Quote the rows that start with the line containing "y-tick-label: 150 [79,436,129,466]" and end with the line containing "image-stripe [759,51,784,229]", both of those lines included.

## start Stored data

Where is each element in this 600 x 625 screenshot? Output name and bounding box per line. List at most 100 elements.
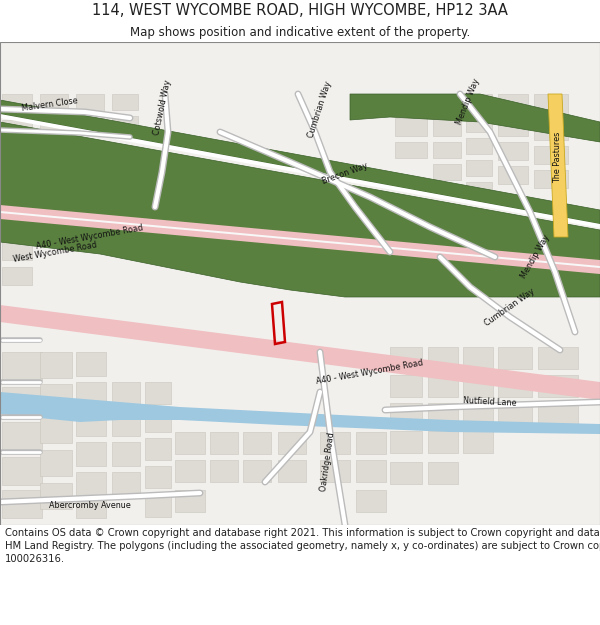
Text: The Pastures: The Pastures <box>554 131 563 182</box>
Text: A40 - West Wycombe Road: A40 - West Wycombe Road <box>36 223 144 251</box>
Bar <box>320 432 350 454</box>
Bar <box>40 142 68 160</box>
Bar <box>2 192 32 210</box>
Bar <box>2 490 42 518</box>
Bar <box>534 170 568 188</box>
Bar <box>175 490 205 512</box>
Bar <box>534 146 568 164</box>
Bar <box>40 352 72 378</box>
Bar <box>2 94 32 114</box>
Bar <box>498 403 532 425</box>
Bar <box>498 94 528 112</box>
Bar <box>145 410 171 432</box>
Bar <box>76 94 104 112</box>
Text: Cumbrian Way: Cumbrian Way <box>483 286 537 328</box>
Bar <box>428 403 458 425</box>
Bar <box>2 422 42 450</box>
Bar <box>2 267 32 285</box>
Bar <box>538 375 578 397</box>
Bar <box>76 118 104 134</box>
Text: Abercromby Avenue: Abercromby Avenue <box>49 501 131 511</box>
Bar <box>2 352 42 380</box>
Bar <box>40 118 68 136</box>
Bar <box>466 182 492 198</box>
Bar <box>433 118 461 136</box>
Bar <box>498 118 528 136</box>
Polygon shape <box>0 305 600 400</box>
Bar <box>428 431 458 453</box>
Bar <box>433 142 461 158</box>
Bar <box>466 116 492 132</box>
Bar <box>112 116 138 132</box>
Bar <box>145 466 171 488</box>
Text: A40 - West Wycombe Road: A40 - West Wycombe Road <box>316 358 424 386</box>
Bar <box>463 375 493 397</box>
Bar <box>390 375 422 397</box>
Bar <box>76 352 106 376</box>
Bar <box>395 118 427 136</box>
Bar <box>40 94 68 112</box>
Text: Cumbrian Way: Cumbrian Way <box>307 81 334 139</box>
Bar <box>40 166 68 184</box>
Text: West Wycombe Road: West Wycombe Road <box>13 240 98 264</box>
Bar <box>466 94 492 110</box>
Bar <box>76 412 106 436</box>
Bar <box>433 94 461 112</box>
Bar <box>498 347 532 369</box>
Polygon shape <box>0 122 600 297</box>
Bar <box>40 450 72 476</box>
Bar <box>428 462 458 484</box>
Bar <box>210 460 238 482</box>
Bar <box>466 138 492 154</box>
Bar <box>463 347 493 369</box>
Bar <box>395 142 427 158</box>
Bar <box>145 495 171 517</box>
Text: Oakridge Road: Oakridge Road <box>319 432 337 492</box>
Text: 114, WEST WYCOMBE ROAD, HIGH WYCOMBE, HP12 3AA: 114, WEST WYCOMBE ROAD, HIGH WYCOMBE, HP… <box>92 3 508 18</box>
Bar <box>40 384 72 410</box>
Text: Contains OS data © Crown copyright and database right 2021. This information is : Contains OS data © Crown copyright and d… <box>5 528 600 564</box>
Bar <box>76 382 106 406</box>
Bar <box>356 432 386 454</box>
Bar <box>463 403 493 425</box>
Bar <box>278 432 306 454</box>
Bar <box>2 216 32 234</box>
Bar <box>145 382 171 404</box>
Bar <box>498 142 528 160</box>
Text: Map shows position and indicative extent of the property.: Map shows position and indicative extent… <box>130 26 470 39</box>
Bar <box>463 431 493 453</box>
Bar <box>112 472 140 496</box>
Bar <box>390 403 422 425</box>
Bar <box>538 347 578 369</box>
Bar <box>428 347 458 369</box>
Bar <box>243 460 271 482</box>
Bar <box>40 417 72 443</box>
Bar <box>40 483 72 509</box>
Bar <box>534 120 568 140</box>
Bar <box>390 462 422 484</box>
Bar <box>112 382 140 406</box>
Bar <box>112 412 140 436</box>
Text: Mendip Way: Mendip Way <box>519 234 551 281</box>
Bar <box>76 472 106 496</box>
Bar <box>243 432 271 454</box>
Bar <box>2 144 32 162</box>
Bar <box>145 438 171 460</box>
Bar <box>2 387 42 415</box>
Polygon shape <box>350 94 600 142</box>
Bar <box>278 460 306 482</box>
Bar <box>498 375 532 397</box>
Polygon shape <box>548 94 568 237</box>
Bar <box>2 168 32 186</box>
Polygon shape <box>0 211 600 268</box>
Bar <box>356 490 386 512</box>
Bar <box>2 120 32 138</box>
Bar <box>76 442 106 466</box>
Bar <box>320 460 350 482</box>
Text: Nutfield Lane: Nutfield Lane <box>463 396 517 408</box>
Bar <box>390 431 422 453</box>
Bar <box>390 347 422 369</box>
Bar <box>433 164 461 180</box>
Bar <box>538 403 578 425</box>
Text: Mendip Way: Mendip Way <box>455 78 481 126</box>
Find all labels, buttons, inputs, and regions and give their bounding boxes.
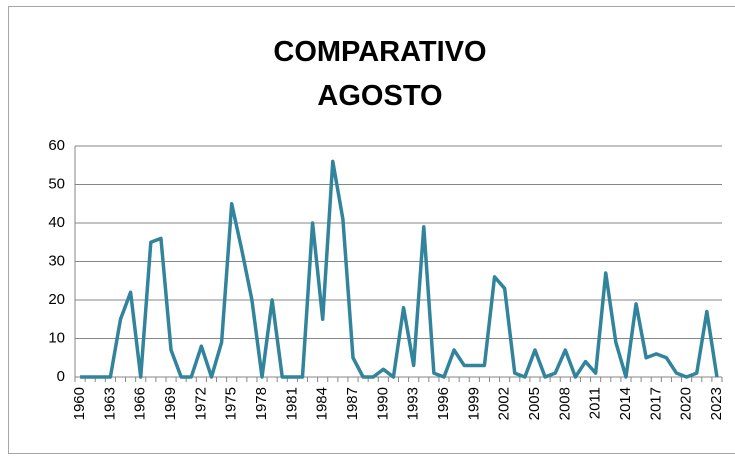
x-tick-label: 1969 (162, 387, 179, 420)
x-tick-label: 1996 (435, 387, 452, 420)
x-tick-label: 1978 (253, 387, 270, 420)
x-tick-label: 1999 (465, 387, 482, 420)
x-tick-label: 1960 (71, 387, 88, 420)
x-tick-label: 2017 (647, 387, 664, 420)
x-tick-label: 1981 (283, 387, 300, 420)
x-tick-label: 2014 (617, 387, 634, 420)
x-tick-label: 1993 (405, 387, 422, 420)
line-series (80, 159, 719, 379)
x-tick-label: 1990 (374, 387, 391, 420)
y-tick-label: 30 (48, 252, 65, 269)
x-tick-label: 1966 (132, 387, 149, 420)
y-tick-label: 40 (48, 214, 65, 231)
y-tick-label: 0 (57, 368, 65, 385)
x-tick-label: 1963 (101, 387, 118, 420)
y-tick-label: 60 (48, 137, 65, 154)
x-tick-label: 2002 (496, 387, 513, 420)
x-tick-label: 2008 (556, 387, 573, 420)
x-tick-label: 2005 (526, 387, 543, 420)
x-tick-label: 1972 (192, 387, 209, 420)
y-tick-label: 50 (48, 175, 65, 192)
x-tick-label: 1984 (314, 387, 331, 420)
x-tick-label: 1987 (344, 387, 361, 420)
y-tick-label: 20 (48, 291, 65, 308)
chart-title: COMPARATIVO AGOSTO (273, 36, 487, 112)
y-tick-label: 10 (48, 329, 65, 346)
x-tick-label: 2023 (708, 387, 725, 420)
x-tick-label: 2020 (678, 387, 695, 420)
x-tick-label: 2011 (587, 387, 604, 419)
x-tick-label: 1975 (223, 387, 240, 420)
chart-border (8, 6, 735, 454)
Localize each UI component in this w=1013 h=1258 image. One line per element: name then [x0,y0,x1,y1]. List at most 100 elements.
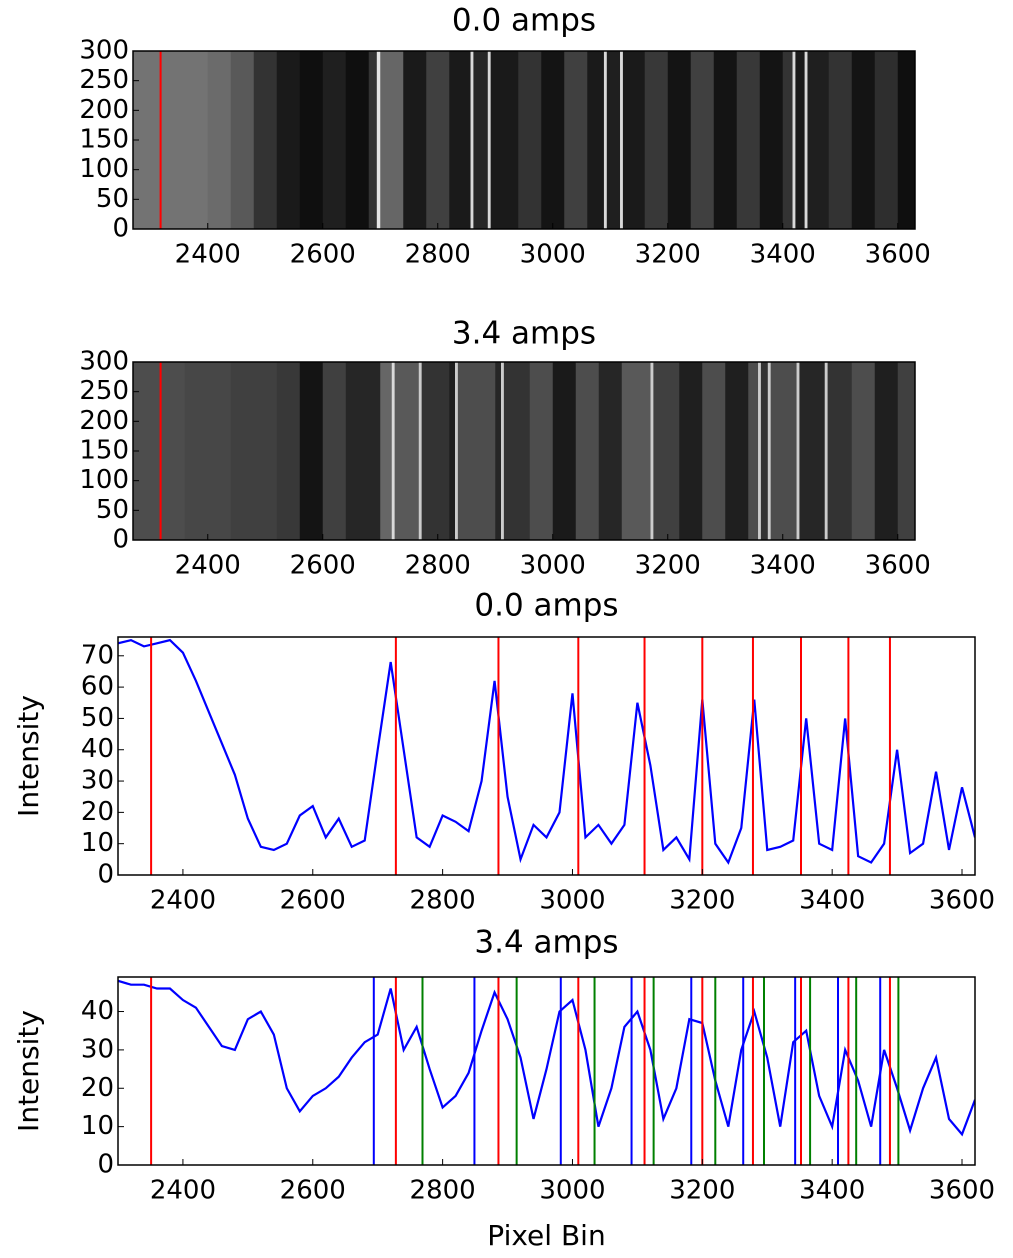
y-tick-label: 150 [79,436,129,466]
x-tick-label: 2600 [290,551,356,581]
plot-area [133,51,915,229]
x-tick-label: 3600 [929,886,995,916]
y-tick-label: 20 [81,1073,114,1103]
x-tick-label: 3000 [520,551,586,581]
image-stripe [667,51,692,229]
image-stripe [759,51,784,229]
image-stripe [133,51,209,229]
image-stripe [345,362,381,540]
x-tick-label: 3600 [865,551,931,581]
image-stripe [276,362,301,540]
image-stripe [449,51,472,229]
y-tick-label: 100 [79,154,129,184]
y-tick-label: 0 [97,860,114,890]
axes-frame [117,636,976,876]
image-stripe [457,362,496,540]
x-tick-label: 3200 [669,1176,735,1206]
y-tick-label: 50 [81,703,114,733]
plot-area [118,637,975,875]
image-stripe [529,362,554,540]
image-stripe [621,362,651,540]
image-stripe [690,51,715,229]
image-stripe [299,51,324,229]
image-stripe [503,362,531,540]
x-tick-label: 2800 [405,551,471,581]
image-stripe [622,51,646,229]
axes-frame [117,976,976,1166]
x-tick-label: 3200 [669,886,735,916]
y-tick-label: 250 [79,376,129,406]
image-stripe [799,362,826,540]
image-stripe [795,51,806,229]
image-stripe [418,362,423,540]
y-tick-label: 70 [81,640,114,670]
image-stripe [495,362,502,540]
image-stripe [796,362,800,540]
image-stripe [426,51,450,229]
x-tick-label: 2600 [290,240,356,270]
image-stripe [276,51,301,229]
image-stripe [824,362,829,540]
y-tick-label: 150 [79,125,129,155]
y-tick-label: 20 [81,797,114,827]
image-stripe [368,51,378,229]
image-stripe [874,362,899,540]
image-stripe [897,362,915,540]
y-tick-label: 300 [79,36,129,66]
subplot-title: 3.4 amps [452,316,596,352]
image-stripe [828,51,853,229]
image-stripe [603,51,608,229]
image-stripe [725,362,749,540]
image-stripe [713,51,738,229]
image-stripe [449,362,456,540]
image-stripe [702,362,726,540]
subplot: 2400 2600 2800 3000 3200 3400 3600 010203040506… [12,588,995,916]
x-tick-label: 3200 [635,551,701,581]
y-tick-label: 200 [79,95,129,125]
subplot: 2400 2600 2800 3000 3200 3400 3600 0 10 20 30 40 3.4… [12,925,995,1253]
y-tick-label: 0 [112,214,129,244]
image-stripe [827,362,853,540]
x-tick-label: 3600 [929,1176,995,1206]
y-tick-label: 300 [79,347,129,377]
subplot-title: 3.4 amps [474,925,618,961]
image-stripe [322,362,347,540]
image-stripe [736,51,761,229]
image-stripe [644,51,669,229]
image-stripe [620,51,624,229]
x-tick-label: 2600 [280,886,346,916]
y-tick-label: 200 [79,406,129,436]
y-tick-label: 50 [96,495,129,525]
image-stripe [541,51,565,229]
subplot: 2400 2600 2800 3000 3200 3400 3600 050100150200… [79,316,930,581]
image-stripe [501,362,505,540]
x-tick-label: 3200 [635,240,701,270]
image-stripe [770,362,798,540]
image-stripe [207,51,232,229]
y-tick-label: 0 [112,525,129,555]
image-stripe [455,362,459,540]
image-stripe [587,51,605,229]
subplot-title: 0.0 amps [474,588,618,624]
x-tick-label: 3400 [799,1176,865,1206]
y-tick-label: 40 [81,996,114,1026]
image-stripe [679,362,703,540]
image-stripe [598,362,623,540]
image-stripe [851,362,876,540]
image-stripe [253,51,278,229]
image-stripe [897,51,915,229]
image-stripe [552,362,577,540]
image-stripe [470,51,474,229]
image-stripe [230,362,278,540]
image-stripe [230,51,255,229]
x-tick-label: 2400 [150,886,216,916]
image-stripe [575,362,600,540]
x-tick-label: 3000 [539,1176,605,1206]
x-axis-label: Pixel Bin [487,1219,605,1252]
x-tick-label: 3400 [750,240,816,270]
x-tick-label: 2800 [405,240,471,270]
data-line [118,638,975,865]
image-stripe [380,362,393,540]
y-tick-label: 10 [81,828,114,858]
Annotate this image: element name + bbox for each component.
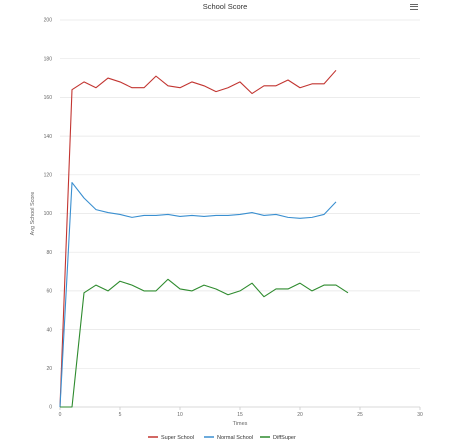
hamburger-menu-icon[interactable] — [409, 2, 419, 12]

## end Stored data

| Written response |
y-tick-label: 150 [79,436,129,466]
x-tick-label: 2600 [290,551,356,581]
plot-area [133,51,915,229]
x-tick-label: 3600 [929,886,995,916]
y-tick-label: 20 [81,1073,114,1103]
x-tick-label: 3000 [520,551,586,581]
image-stripe [667,51,692,229]
image-stripe [759,51,784,229]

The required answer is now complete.